Recorded data:
--*--
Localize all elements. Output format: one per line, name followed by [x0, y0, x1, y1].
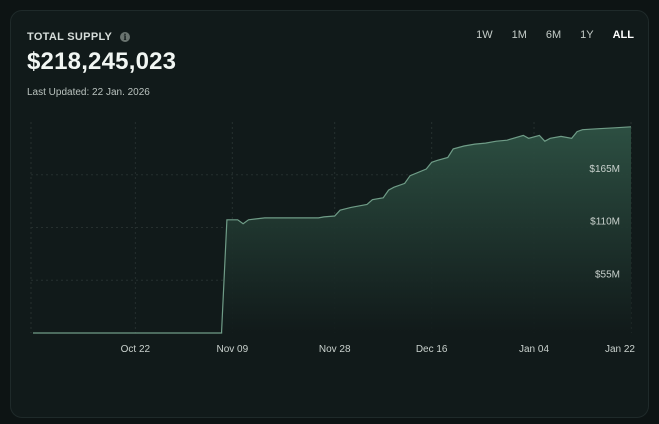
supply-area: [33, 126, 631, 333]
x-tick-label: Jan 04: [519, 344, 549, 355]
x-tick-label: Jan 22: [605, 344, 635, 355]
x-tick-label: Nov 09: [216, 344, 248, 355]
x-tick-label: Dec 16: [416, 344, 448, 355]
x-tick-label: Nov 28: [319, 344, 351, 355]
x-axis-labels: Oct 22 Nov 09 Nov 28 Dec 16 Jan 04 Jan 22: [121, 344, 636, 355]
y-tick-label: $110M: [590, 217, 620, 228]
y-tick-label: $55M: [595, 269, 620, 280]
y-tick-label: $165M: [589, 164, 620, 175]
x-tick-label: Oct 22: [121, 344, 151, 355]
total-supply-chart: $55M $110M $165M Oct 22 Nov 09 Nov 28 Dec 16 J…: [30, 122, 636, 355]
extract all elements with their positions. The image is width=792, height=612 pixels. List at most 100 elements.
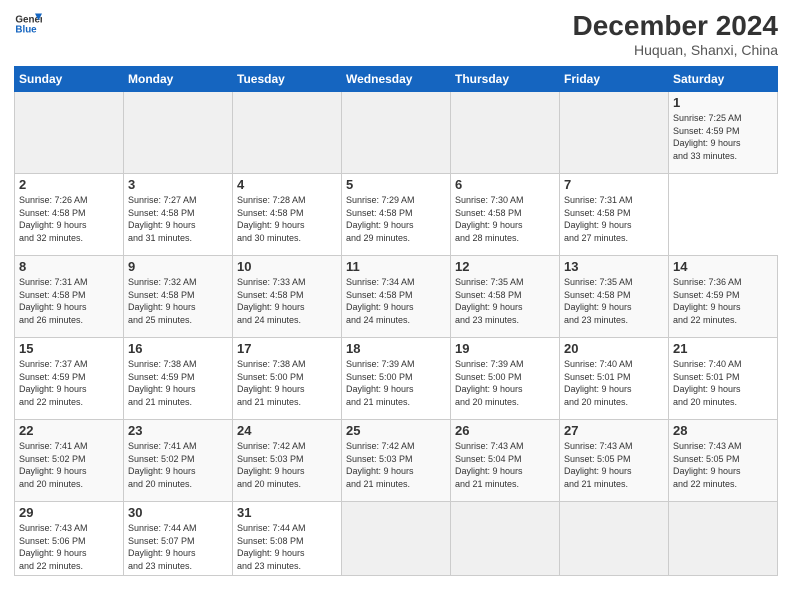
table-row <box>451 92 560 174</box>
day-info: Sunrise: 7:31 AM Sunset: 4:58 PM Dayligh… <box>19 276 119 326</box>
day-info: Sunrise: 7:27 AM Sunset: 4:58 PM Dayligh… <box>128 194 228 244</box>
table-row: 15 Sunrise: 7:37 AM Sunset: 4:59 PM Dayli… <box>15 338 124 420</box>
table-row: 11 Sunrise: 7:34 AM Sunset: 4:58 PM Dayli… <box>342 256 451 338</box>
day-info: Sunrise: 7:32 AM Sunset: 4:58 PM Dayligh… <box>128 276 228 326</box>
table-row: 19Sunrise: 7:39 AM Sunset: 5:00 PM Dayli… <box>451 338 560 420</box>
day-number: 31 <box>237 505 337 520</box>
day-number: 7 <box>564 177 664 192</box>
calendar-table: Sunday Monday Tuesday Wednesday Thursday… <box>14 66 778 576</box>
day-info: Sunrise: 7:30 AM Sunset: 4:58 PM Dayligh… <box>455 194 555 244</box>
table-row: 7 Sunrise: 7:31 AM Sunset: 4:58 PM Daylig… <box>560 174 669 256</box>
table-row: 31 Sunrise: 7:44 AM Sunset: 5:08 PM Dayli… <box>233 502 342 576</box>
header-thursday: Thursday <box>451 67 560 92</box>
table-row: 24Sunrise: 7:42 AM Sunset: 5:03 PM Dayli… <box>233 420 342 502</box>
day-number: 10 <box>237 259 337 274</box>
day-info: Sunrise: 7:43 AM Sunset: 5:04 PM Dayligh… <box>455 440 555 490</box>
day-info: Sunrise: 7:40 AM Sunset: 5:01 PM Dayligh… <box>673 358 773 408</box>
day-number: 21 <box>673 341 773 356</box>
table-row: 8 Sunrise: 7:31 AM Sunset: 4:58 PM Daylig… <box>15 256 124 338</box>
day-number: 11 <box>346 259 446 274</box>
table-row: 21 Sunrise: 7:40 AM Sunset: 5:01 PM Dayli… <box>669 338 778 420</box>
header-monday: Monday <box>124 67 233 92</box>
header-wednesday: Wednesday <box>342 67 451 92</box>
day-number: 15 <box>19 341 119 356</box>
table-row <box>560 92 669 174</box>
day-number: 9 <box>128 259 228 274</box>
day-number: 17 <box>237 341 337 356</box>
day-info: Sunrise: 7:25 AM Sunset: 4:59 PM Dayligh… <box>673 112 773 162</box>
day-number: 3 <box>128 177 228 192</box>
header-friday: Friday <box>560 67 669 92</box>
day-number: 4 <box>237 177 337 192</box>
day-info: Sunrise: 7:31 AM Sunset: 4:58 PM Dayligh… <box>564 194 664 244</box>
table-row: 4 Sunrise: 7:28 AM Sunset: 4:58 PM Daylig… <box>233 174 342 256</box>
day-info: Sunrise: 7:38 AM Sunset: 5:00 PM Dayligh… <box>237 358 337 408</box>
day-info: Sunrise: 7:42 AM Sunset: 5:03 PM Dayligh… <box>237 440 337 490</box>
table-row: 25 Sunrise: 7:42 AM Sunset: 5:03 PM Dayli… <box>342 420 451 502</box>
table-row: 14Sunrise: 7:36 AM Sunset: 4:59 PM Dayli… <box>669 256 778 338</box>
day-number: 23 <box>128 423 228 438</box>
day-info: Sunrise: 7:39 AM Sunset: 5:00 PM Dayligh… <box>346 358 446 408</box>
table-row: 29 Sunrise: 7:43 AM Sunset: 5:06 PM Dayli… <box>15 502 124 576</box>
table-row <box>15 92 124 174</box>
logo: General Blue <box>14 10 42 38</box>
table-row <box>342 92 451 174</box>
table-row: 20 Sunrise: 7:40 AM Sunset: 5:01 PM Dayli… <box>560 338 669 420</box>
table-row: 30Sunrise: 7:44 AM Sunset: 5:07 PM Dayli… <box>124 502 233 576</box>
day-info: Sunrise: 7:43 AM Sunset: 5:06 PM Dayligh… <box>19 522 119 572</box>
day-number: 20 <box>564 341 664 356</box>
table-row: 10Sunrise: 7:33 AM Sunset: 4:58 PM Dayli… <box>233 256 342 338</box>
table-row: 5 Sunrise: 7:29 AM Sunset: 4:58 PM Daylig… <box>342 174 451 256</box>
day-info: Sunrise: 7:36 AM Sunset: 4:59 PM Dayligh… <box>673 276 773 326</box>
day-info: Sunrise: 7:38 AM Sunset: 4:59 PM Dayligh… <box>128 358 228 408</box>
table-row: 9 Sunrise: 7:32 AM Sunset: 4:58 PM Daylig… <box>124 256 233 338</box>
day-info: Sunrise: 7:42 AM Sunset: 5:03 PM Dayligh… <box>346 440 446 490</box>
table-row: 16Sunrise: 7:38 AM Sunset: 4:59 PM Dayli… <box>124 338 233 420</box>
day-info: Sunrise: 7:37 AM Sunset: 4:59 PM Dayligh… <box>19 358 119 408</box>
day-number: 25 <box>346 423 446 438</box>
title-block: December 2024 Huquan, Shanxi, China <box>573 10 778 58</box>
day-number: 29 <box>19 505 119 520</box>
day-number: 6 <box>455 177 555 192</box>
day-number: 1 <box>673 95 773 110</box>
day-number: 2 <box>19 177 119 192</box>
svg-text:Blue: Blue <box>15 24 37 35</box>
table-row: 28Sunrise: 7:43 AM Sunset: 5:05 PM Dayli… <box>669 420 778 502</box>
day-info: Sunrise: 7:40 AM Sunset: 5:01 PM Dayligh… <box>564 358 664 408</box>
day-info: Sunrise: 7:41 AM Sunset: 5:02 PM Dayligh… <box>128 440 228 490</box>
day-info: Sunrise: 7:43 AM Sunset: 5:05 PM Dayligh… <box>673 440 773 490</box>
day-number: 12 <box>455 259 555 274</box>
day-number: 30 <box>128 505 228 520</box>
table-row: 26 Sunrise: 7:43 AM Sunset: 5:04 PM Dayli… <box>451 420 560 502</box>
day-info: Sunrise: 7:34 AM Sunset: 4:58 PM Dayligh… <box>346 276 446 326</box>
day-number: 18 <box>346 341 446 356</box>
month-title: December 2024 <box>573 10 778 42</box>
header-tuesday: Tuesday <box>233 67 342 92</box>
table-row <box>233 92 342 174</box>
table-row <box>342 502 451 576</box>
table-row: 1 Sunrise: 7:25 AM Sunset: 4:59 PM Daylig… <box>669 92 778 174</box>
day-info: Sunrise: 7:29 AM Sunset: 4:58 PM Dayligh… <box>346 194 446 244</box>
day-info: Sunrise: 7:43 AM Sunset: 5:05 PM Dayligh… <box>564 440 664 490</box>
day-number: 26 <box>455 423 555 438</box>
day-info: Sunrise: 7:35 AM Sunset: 4:58 PM Dayligh… <box>455 276 555 326</box>
table-row: 17 Sunrise: 7:38 AM Sunset: 5:00 PM Dayli… <box>233 338 342 420</box>
table-row: 22Sunrise: 7:41 AM Sunset: 5:02 PM Dayli… <box>15 420 124 502</box>
table-row: 12 Sunrise: 7:35 AM Sunset: 4:58 PM Dayli… <box>451 256 560 338</box>
day-number: 5 <box>346 177 446 192</box>
day-number: 8 <box>19 259 119 274</box>
day-info: Sunrise: 7:39 AM Sunset: 5:00 PM Dayligh… <box>455 358 555 408</box>
table-row <box>124 92 233 174</box>
table-row <box>451 502 560 576</box>
day-info: Sunrise: 7:44 AM Sunset: 5:08 PM Dayligh… <box>237 522 337 572</box>
table-row: 18 Sunrise: 7:39 AM Sunset: 5:00 PM Dayli… <box>342 338 451 420</box>
table-row: 6 Sunrise: 7:30 AM Sunset: 4:58 PM Daylig… <box>451 174 560 256</box>
table-row: 27Sunrise: 7:43 AM Sunset: 5:05 PM Dayli… <box>560 420 669 502</box>
table-row: 13Sunrise: 7:35 AM Sunset: 4:58 PM Dayli… <box>560 256 669 338</box>
day-info: Sunrise: 7:26 AM Sunset: 4:58 PM Dayligh… <box>19 194 119 244</box>
day-info: Sunrise: 7:35 AM Sunset: 4:58 PM Dayligh… <box>564 276 664 326</box>
page-header: General Blue December 2024 Huquan, Shanx… <box>14 10 778 58</box>
day-info: Sunrise: 7:28 AM Sunset: 4:58 PM Dayligh… <box>237 194 337 244</box>
table-row <box>560 502 669 576</box>
table-row: 3 Sunrise: 7:27 AM Sunset: 4:58 PM Daylig… <box>124 174 233 256</box>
--*--
Copy out the stretch from the start of the rows through the line that contains "extract all elements", keeping every line unchanged but leaving out the pictures.

Localize all elements. Output format: one per line, name followed by [x0, y0, x1, y1].
supply-area: [33, 126, 631, 333]
x-tick-label: Jan 04: [519, 344, 549, 355]
x-tick-label: Jan 22: [605, 344, 635, 355]
x-tick-label: Nov 09: [216, 344, 248, 355]
x-tick-label: Dec 16: [416, 344, 448, 355]
x-tick-label: Nov 28: [319, 344, 351, 355]
x-axis-labels: Oct 22 Nov 09 Nov 28 Dec 16 Jan 04 Jan 22: [121, 344, 636, 355]
y-tick-label: $110M: [590, 217, 620, 228]
y-tick-label: $55M: [595, 269, 620, 280]
y-tick-label: $165M: [589, 164, 620, 175]
x-tick-label: Oct 22: [121, 344, 151, 355]
total-supply-chart: $55M $110M $165M Oct 22 Nov 09 Nov 28 Dec 16 J…: [30, 122, 636, 355]
extract all elements with their positions. The image is width=792, height=612 pixels. List at most 100 elements.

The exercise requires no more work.